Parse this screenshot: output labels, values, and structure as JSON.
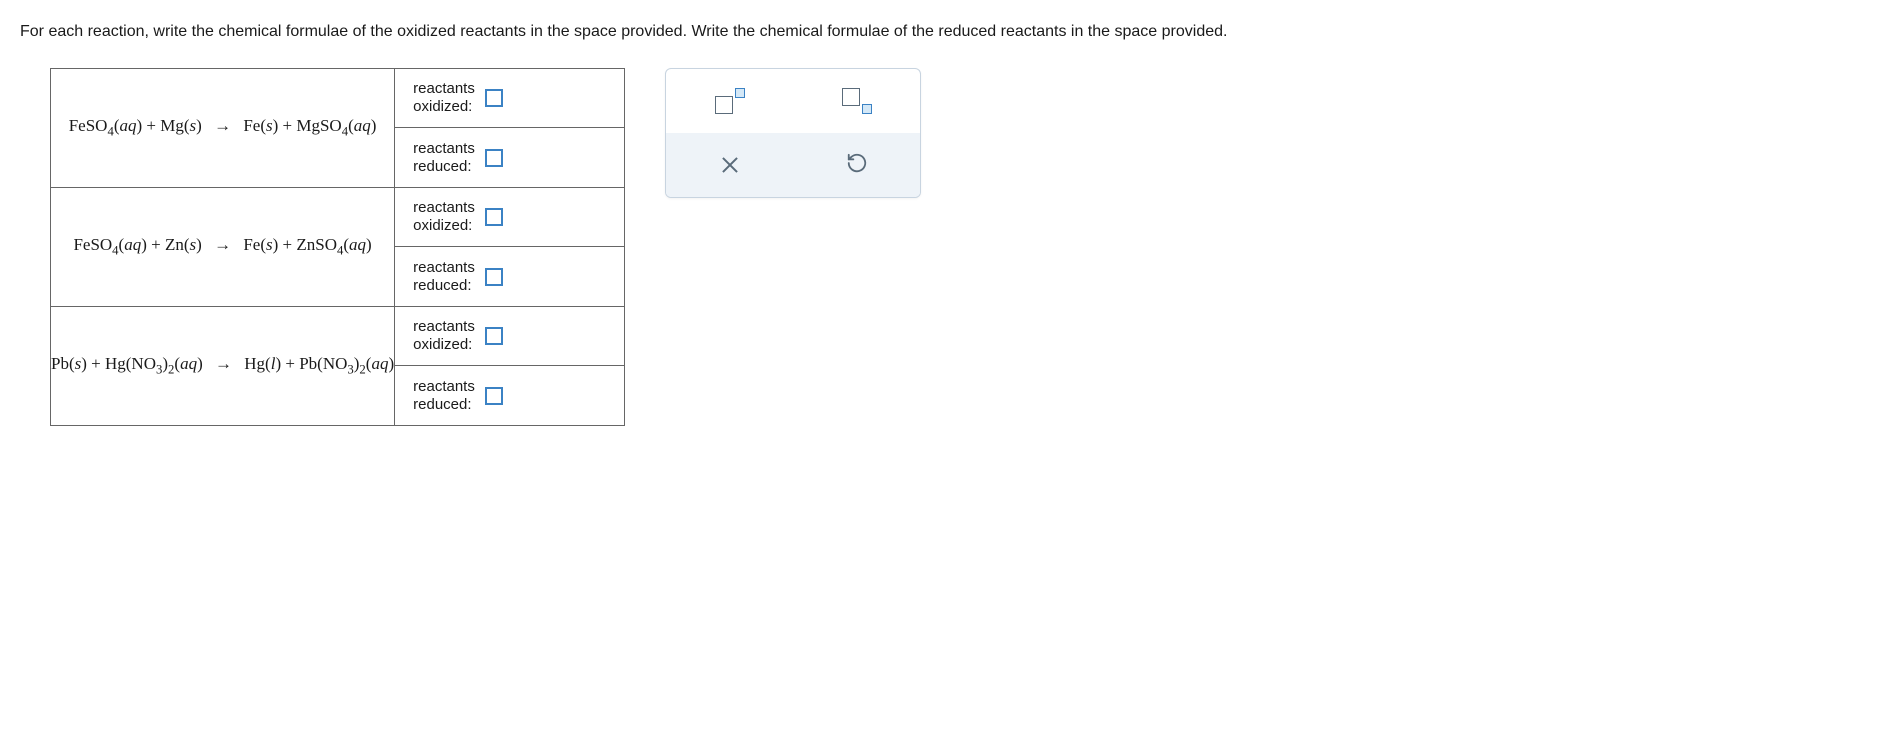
{
  "instructions": "For each reaction, write the chemical formulae of the oxidized reactants in the space provided. Write the chemical formulae of the reduced reactants in the space provided.",
  "labels": {
    "oxidized": "reactants oxidized:",
    "reduced": "reactants reduced:"
  },
  "reactions": [
    {
      "equation_html": "FeSO<sub>4</sub>(<span class='state'>aq</span>) + Mg(<span class='state'>s</span>) <span class='arrow'>→</span> Fe(<span class='state'>s</span>) + MgSO<sub>4</sub>(<span class='state'>aq</span>)"
    },
    {
      "equation_html": "FeSO<sub>4</sub>(<span class='state'>aq</span>) + Zn(<span class='state'>s</span>) <span class='arrow'>→</span> Fe(<span class='state'>s</span>) + ZnSO<sub>4</sub>(<span class='state'>aq</span>)"
    },
    {
      "equation_html": "Pb(<span class='state'>s</span>) + Hg(NO<sub>3</sub>)<sub>2</sub>(<span class='state'>aq</span>) <span class='arrow'>→</span> Hg(<span class='state'>l</span>) + Pb(NO<sub>3</sub>)<sub>2</sub>(<span class='state'>aq</span>)"
    }
  ],
  "toolbox": {
    "superscript": "superscript",
    "subscript": "subscript",
    "clear": "clear",
    "reset": "reset"
  }
}
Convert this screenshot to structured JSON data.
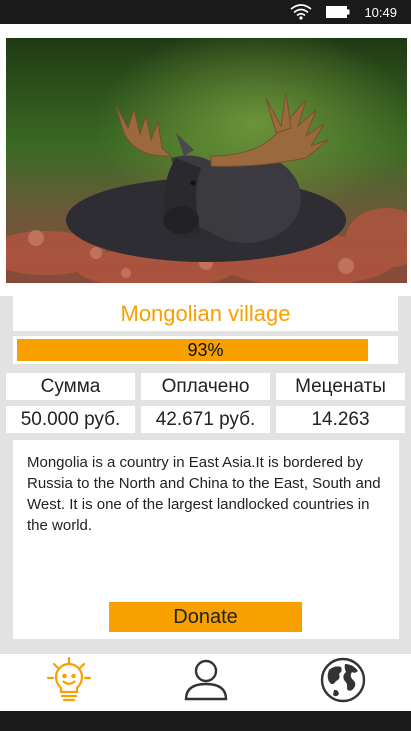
{
  "status_bar": {
    "time": "10:49",
    "icons": [
      "wifi-icon",
      "battery-icon"
    ]
  },
  "project": {
    "title": "Mongolian village",
    "progress_percent": 93,
    "progress_label": "93%",
    "image": "moose-photo"
  },
  "stats": {
    "headers": [
      "Сумма",
      "Оплачено",
      "Меценаты"
    ],
    "values": [
      "50.000 руб.",
      "42.671 руб.",
      "14.263"
    ]
  },
  "description": "Mongolia is a country in East Asia.It is bordered by Russia to the North and China to the East, South and West. It is one of the largest landlocked countries in the world.",
  "donate_label": "Donate",
  "nav": {
    "items": [
      "lightbulb-icon",
      "user-icon",
      "globe-icon"
    ],
    "active_index": 0
  },
  "colors": {
    "accent": "#f7a000",
    "background": "#e2e2e2",
    "inactive_icon": "#333333"
  }
}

* WHAT THIS TASK INVOLVES
In the entries above, locate every line with the word "JSON" and copy it.

* FINISHED TASK
Parse this screenshot: output labels, values, and structure as JSON.
Convert this screenshot to structured JSON data.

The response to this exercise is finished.